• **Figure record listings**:

════════════════════

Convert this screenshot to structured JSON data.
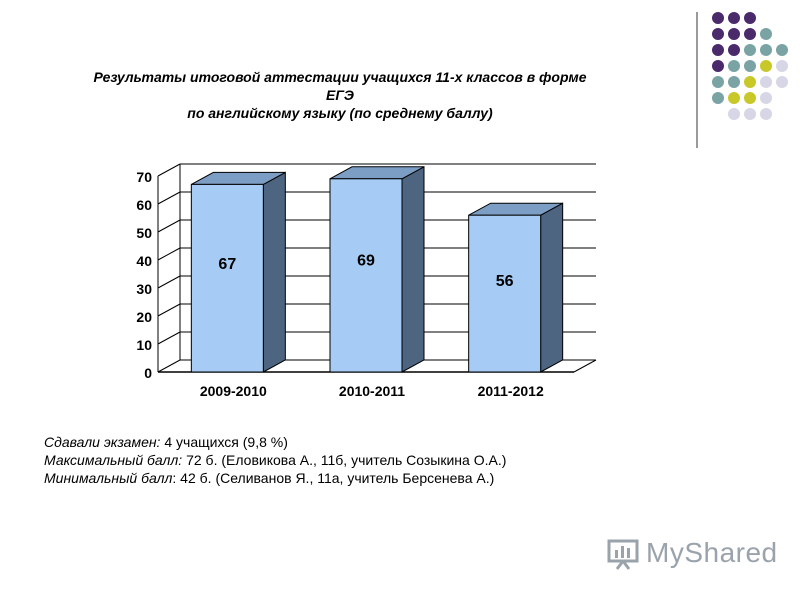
{
  "title": {
    "line1": "Результаты итоговой аттестации учащихся 11-х классов в форме",
    "line2": "ЕГЭ",
    "line3": "по английскому языку (по среднему баллу)"
  },
  "chart_data": {
    "type": "bar",
    "categories": [
      "2009-2010",
      "2010-2011",
      "2011-2012"
    ],
    "values": [
      67,
      69,
      56
    ],
    "ylim": [
      0,
      70
    ],
    "yticks": [
      0,
      10,
      20,
      30,
      40,
      50,
      60,
      70
    ],
    "grid": true,
    "style": "3d",
    "colors": {
      "bar_front": "#a6ccf5",
      "bar_top": "#7d9ec4",
      "bar_side": "#4d6580",
      "grid": "#000000"
    }
  },
  "notes": [
    {
      "label": "Сдавали экзамен:",
      "text": " 4 учащихся (9,8 %)"
    },
    {
      "label": "Максимальный балл:",
      "text": " 72 б. (Еловикова А., 11б, учитель Созыкина О.А.)"
    },
    {
      "label": "Минимальный балл",
      "text": ": 42 б. (Селиванов Я., 11а, учитель Берсенева А.)"
    }
  ],
  "decor": {
    "dot_colors": {
      "purple": "#4b2a6b",
      "teal": "#7aa3a3",
      "lime": "#c8c829",
      "lavender": "#d6d6e6"
    }
  },
  "logo": {
    "brand": "MyShared",
    "icon": "presentation-board-icon"
  }
}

════════════════════

• **Directive**:
Take the listing above and print it exactly, apart from the pictures.

• **Answer to this task**:
Convert this screenshot to structured JSON data.
{
  "title": {
    "line1": "Результаты итоговой аттестации учащихся 11-х классов в форме",
    "line2": "ЕГЭ",
    "line3": "по английскому языку (по среднему баллу)"
  },
  "chart_data": {
    "type": "bar",
    "categories": [
      "2009-2010",
      "2010-2011",
      "2011-2012"
    ],
    "values": [
      67,
      69,
      56
    ],
    "ylim": [
      0,
      70
    ],
    "yticks": [
      0,
      10,
      20,
      30,
      40,
      50,
      60,
      70
    ],
    "grid": true,
    "style": "3d",
    "colors": {
      "bar_front": "#a6ccf5",
      "bar_top": "#7d9ec4",
      "bar_side": "#4d6580",
      "grid": "#000000"
    }
  },
  "notes": [
    {
      "label": "Сдавали экзамен:",
      "text": " 4 учащихся (9,8 %)"
    },
    {
      "label": "Максимальный балл:",
      "text": " 72 б. (Еловикова А., 11б, учитель Созыкина О.А.)"
    },
    {
      "label": "Минимальный балл",
      "text": ": 42 б. (Селиванов Я., 11а, учитель Берсенева А.)"
    }
  ],
  "decor": {
    "dot_colors": {
      "purple": "#4b2a6b",
      "teal": "#7aa3a3",
      "lime": "#c8c829",
      "lavender": "#d6d6e6"
    }
  },
  "logo": {
    "brand": "MyShared",
    "icon": "presentation-board-icon"
  }
}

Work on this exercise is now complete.